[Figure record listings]
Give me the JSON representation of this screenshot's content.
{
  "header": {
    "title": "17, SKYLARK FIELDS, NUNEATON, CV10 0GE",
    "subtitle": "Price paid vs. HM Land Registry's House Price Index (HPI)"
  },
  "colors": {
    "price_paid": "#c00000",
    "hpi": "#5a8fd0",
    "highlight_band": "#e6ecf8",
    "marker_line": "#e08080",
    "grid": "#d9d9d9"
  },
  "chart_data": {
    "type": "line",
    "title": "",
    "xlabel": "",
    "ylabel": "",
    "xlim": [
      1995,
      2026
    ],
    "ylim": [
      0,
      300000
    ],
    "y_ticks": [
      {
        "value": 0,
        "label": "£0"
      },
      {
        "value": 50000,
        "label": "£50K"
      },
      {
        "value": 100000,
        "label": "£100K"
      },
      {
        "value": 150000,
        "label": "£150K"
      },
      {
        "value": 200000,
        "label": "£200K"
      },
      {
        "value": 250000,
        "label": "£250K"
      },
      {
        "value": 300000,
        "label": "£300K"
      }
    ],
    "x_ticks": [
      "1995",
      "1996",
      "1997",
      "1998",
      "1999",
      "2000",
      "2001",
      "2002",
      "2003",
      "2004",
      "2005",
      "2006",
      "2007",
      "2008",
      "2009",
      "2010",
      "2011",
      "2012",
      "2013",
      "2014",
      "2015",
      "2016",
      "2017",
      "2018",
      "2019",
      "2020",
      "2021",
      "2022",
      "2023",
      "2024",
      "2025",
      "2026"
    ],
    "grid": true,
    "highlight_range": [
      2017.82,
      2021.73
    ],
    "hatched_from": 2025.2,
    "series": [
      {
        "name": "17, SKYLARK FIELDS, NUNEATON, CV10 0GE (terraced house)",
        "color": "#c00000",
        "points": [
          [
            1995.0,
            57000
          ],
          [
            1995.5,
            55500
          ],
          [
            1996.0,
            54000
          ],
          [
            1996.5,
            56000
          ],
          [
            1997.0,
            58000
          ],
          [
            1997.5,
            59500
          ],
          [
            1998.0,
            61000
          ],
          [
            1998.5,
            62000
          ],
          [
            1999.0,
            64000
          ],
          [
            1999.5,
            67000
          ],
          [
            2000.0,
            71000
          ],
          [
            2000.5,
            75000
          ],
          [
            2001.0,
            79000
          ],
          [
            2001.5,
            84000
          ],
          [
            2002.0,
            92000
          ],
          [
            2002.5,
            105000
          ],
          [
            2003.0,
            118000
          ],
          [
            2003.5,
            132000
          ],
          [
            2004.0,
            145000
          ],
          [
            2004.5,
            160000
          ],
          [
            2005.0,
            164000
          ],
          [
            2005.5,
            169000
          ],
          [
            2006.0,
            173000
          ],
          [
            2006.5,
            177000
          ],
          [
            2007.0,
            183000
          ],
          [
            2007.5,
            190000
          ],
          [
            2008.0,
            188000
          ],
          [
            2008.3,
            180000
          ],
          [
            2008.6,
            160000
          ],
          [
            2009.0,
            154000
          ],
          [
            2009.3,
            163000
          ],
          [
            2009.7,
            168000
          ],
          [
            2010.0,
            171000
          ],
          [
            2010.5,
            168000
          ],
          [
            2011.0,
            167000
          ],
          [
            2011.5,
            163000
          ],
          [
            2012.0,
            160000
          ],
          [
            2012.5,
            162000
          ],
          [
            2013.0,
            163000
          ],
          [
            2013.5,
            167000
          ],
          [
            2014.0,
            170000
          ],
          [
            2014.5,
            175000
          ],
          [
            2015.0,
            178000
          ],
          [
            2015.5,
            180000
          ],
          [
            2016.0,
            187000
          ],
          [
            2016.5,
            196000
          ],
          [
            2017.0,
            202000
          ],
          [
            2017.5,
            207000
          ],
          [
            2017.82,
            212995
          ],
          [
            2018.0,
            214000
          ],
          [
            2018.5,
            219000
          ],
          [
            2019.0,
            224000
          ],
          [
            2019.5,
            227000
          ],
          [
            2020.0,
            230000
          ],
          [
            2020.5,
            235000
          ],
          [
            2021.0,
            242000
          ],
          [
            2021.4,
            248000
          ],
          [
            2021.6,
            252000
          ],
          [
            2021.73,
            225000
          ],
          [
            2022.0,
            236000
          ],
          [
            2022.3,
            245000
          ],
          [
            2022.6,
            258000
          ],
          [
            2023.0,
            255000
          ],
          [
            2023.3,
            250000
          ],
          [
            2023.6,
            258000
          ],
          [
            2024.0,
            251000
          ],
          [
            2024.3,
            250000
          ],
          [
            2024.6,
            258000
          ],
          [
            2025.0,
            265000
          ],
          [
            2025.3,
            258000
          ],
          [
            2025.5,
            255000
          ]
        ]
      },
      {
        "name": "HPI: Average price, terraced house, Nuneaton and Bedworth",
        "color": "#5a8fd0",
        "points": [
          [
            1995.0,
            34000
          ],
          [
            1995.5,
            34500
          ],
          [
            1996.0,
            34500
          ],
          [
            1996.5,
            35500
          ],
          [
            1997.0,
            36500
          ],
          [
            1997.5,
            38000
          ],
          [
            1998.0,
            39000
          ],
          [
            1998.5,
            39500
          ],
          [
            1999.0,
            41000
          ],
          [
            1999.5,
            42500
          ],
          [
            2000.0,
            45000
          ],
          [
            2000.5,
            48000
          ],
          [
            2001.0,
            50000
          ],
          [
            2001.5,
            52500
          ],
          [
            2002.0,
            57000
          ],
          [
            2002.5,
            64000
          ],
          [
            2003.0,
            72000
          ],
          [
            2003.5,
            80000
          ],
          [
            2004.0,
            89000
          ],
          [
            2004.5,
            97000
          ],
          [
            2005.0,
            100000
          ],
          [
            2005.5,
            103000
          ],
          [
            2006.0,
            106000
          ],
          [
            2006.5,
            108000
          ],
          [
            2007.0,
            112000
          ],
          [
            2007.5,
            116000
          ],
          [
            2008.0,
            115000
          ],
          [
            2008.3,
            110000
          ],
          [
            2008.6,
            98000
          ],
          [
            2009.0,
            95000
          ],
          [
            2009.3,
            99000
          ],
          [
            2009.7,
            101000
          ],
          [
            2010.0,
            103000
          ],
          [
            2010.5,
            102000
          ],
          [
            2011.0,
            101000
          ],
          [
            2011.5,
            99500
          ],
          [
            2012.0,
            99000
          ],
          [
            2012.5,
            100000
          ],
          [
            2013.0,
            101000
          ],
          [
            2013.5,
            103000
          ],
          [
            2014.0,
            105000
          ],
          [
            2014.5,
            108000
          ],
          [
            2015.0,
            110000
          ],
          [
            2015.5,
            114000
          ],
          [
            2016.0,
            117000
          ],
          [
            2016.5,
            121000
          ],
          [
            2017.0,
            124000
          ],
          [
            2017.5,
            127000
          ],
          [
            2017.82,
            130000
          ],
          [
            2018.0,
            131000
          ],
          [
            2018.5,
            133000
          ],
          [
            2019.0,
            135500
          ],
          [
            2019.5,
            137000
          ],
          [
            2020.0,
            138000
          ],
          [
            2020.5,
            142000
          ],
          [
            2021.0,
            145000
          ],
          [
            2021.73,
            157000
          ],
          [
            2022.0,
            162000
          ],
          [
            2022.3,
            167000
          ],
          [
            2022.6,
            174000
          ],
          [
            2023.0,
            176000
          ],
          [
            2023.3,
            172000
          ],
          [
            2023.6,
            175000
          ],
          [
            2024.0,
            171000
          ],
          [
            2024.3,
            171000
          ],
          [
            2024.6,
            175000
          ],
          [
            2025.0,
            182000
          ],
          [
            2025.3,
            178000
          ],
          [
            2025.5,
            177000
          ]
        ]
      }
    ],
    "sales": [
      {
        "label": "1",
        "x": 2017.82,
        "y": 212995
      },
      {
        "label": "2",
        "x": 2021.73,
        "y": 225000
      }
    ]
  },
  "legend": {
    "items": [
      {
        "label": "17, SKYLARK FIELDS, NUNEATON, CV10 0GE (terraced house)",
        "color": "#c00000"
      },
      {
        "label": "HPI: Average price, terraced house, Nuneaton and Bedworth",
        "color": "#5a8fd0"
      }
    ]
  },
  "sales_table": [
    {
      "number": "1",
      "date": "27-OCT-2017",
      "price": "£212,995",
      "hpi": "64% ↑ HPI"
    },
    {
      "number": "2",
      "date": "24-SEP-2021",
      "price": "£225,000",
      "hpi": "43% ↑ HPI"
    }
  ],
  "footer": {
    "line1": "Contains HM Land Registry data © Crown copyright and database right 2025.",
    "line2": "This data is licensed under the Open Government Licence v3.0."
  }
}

**Your objective**. In the listing, find each line with the string "value" and copy it.

**Answer to the exercise**.
        "value": 0,
        "value": 50000,
        "value": 100000,
        "value": 150000,
        "value": 200000,
        "value": 250000,
        "value": 300000,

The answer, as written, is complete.